Problem: Reproduce the listing below character for character; drop every image.

[Start of Input records]

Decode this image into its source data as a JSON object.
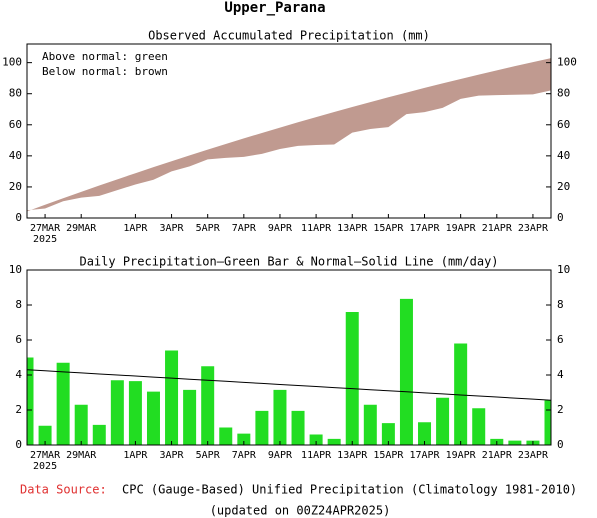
{
  "title": "Upper_Parana",
  "footer": {
    "source_label": "Data Source:",
    "source": "CPC (Gauge-Based) Unified Precipitation (Climatology 1981-2010)",
    "updated": "(updated on 00Z24APR2025)"
  },
  "chart_data": [
    {
      "type": "band",
      "title": "Observed Accumulated Precipitation (mm)",
      "annotations": [
        "Above normal: green",
        "Below normal: brown"
      ],
      "categories": [
        null,
        "27MAR",
        null,
        "29MAR",
        null,
        null,
        "1APR",
        null,
        "3APR",
        null,
        "5APR",
        null,
        "7APR",
        null,
        "9APR",
        null,
        "11APR",
        null,
        "13APR",
        null,
        "15APR",
        null,
        "17APR",
        null,
        "19APR",
        null,
        "21APR",
        null,
        "23APR",
        null
      ],
      "x_year_label": "2025",
      "series": [
        {
          "color": "#c09a90",
          "values": [
            5.0,
            6.1,
            10.8,
            13.1,
            14.25,
            17.95,
            21.6,
            24.65,
            30.05,
            33.2,
            37.7,
            38.7,
            39.35,
            41.3,
            44.45,
            46.4,
            47.0,
            47.35,
            54.95,
            57.25,
            58.5,
            66.85,
            68.15,
            70.85,
            76.65,
            78.75,
            79.1,
            79.35,
            79.6,
            82.15
          ]
        },
        {
          "color": "#c09a90",
          "values": [
            4.3,
            8.54,
            12.72,
            16.84,
            20.9,
            24.9,
            28.84,
            32.72,
            36.54,
            40.3,
            44,
            47.64,
            51.22,
            54.74,
            58.2,
            61.6,
            64.94,
            68.22,
            71.44,
            74.6,
            77.7,
            80.74,
            83.72,
            86.64,
            89.5,
            92.3,
            95.04,
            97.72,
            100.34,
            102.9
          ]
        }
      ],
      "ylim": [
        0,
        112
      ],
      "yticks": [
        0,
        20,
        40,
        60,
        80,
        100
      ]
    },
    {
      "type": "bar",
      "title": "Daily Precipitation—Green Bar & Normal—Solid Line (mm/day)",
      "categories": [
        null,
        "27MAR",
        null,
        "29MAR",
        null,
        null,
        "1APR",
        null,
        "3APR",
        null,
        "5APR",
        null,
        "7APR",
        null,
        "9APR",
        null,
        "11APR",
        null,
        "13APR",
        null,
        "15APR",
        null,
        "17APR",
        null,
        "19APR",
        null,
        "21APR",
        null,
        "23APR",
        null
      ],
      "x_year_label": "2025",
      "series": [
        {
          "type": "bar",
          "color": "#22dd22",
          "values": [
            5.0,
            1.1,
            4.7,
            2.3,
            1.15,
            3.7,
            3.65,
            3.05,
            5.4,
            3.15,
            4.5,
            1.0,
            0.65,
            1.95,
            3.15,
            1.95,
            0.6,
            0.35,
            7.6,
            2.3,
            1.25,
            8.35,
            1.3,
            2.7,
            5.8,
            2.1,
            0.35,
            0.25,
            0.25,
            2.55
          ]
        },
        {
          "type": "line",
          "color": "#000000",
          "values": [
            4.3,
            4.24,
            4.18,
            4.12,
            4.06,
            4.0,
            3.94,
            3.88,
            3.82,
            3.76,
            3.7,
            3.64,
            3.58,
            3.52,
            3.46,
            3.4,
            3.34,
            3.28,
            3.22,
            3.16,
            3.1,
            3.04,
            2.98,
            2.92,
            2.86,
            2.8,
            2.74,
            2.68,
            2.62,
            2.56
          ]
        }
      ],
      "ylim": [
        0,
        10
      ],
      "yticks": [
        0,
        2,
        4,
        6,
        8,
        10
      ]
    }
  ]
}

[End of Input records]

Solution for this problem:
Decode this image into its source data as a JSON object.
{
  "title": "Upper_Parana",
  "footer": {
    "source_label": "Data Source:",
    "source": "CPC (Gauge-Based) Unified Precipitation (Climatology 1981-2010)",
    "updated": "(updated on 00Z24APR2025)"
  },
  "chart_data": [
    {
      "type": "band",
      "title": "Observed Accumulated Precipitation (mm)",
      "annotations": [
        "Above normal: green",
        "Below normal: brown"
      ],
      "categories": [
        null,
        "27MAR",
        null,
        "29MAR",
        null,
        null,
        "1APR",
        null,
        "3APR",
        null,
        "5APR",
        null,
        "7APR",
        null,
        "9APR",
        null,
        "11APR",
        null,
        "13APR",
        null,
        "15APR",
        null,
        "17APR",
        null,
        "19APR",
        null,
        "21APR",
        null,
        "23APR",
        null
      ],
      "x_year_label": "2025",
      "series": [
        {
          "color": "#c09a90",
          "values": [
            5.0,
            6.1,
            10.8,
            13.1,
            14.25,
            17.95,
            21.6,
            24.65,
            30.05,
            33.2,
            37.7,
            38.7,
            39.35,
            41.3,
            44.45,
            46.4,
            47.0,
            47.35,
            54.95,
            57.25,
            58.5,
            66.85,
            68.15,
            70.85,
            76.65,
            78.75,
            79.1,
            79.35,
            79.6,
            82.15
          ]
        },
        {
          "color": "#c09a90",
          "values": [
            4.3,
            8.54,
            12.72,
            16.84,
            20.9,
            24.9,
            28.84,
            32.72,
            36.54,
            40.3,
            44,
            47.64,
            51.22,
            54.74,
            58.2,
            61.6,
            64.94,
            68.22,
            71.44,
            74.6,
            77.7,
            80.74,
            83.72,
            86.64,
            89.5,
            92.3,
            95.04,
            97.72,
            100.34,
            102.9
          ]
        }
      ],
      "ylim": [
        0,
        112
      ],
      "yticks": [
        0,
        20,
        40,
        60,
        80,
        100
      ]
    },
    {
      "type": "bar",
      "title": "Daily Precipitation—Green Bar & Normal—Solid Line (mm/day)",
      "categories": [
        null,
        "27MAR",
        null,
        "29MAR",
        null,
        null,
        "1APR",
        null,
        "3APR",
        null,
        "5APR",
        null,
        "7APR",
        null,
        "9APR",
        null,
        "11APR",
        null,
        "13APR",
        null,
        "15APR",
        null,
        "17APR",
        null,
        "19APR",
        null,
        "21APR",
        null,
        "23APR",
        null
      ],
      "x_year_label": "2025",
      "series": [
        {
          "type": "bar",
          "color": "#22dd22",
          "values": [
            5.0,
            1.1,
            4.7,
            2.3,
            1.15,
            3.7,
            3.65,
            3.05,
            5.4,
            3.15,
            4.5,
            1.0,
            0.65,
            1.95,
            3.15,
            1.95,
            0.6,
            0.35,
            7.6,
            2.3,
            1.25,
            8.35,
            1.3,
            2.7,
            5.8,
            2.1,
            0.35,
            0.25,
            0.25,
            2.55
          ]
        },
        {
          "type": "line",
          "color": "#000000",
          "values": [
            4.3,
            4.24,
            4.18,
            4.12,
            4.06,
            4.0,
            3.94,
            3.88,
            3.82,
            3.76,
            3.7,
            3.64,
            3.58,
            3.52,
            3.46,
            3.4,
            3.34,
            3.28,
            3.22,
            3.16,
            3.1,
            3.04,
            2.98,
            2.92,
            2.86,
            2.8,
            2.74,
            2.68,
            2.62,
            2.56
          ]
        }
      ],
      "ylim": [
        0,
        10
      ],
      "yticks": [
        0,
        2,
        4,
        6,
        8,
        10
      ]
    }
  ]
}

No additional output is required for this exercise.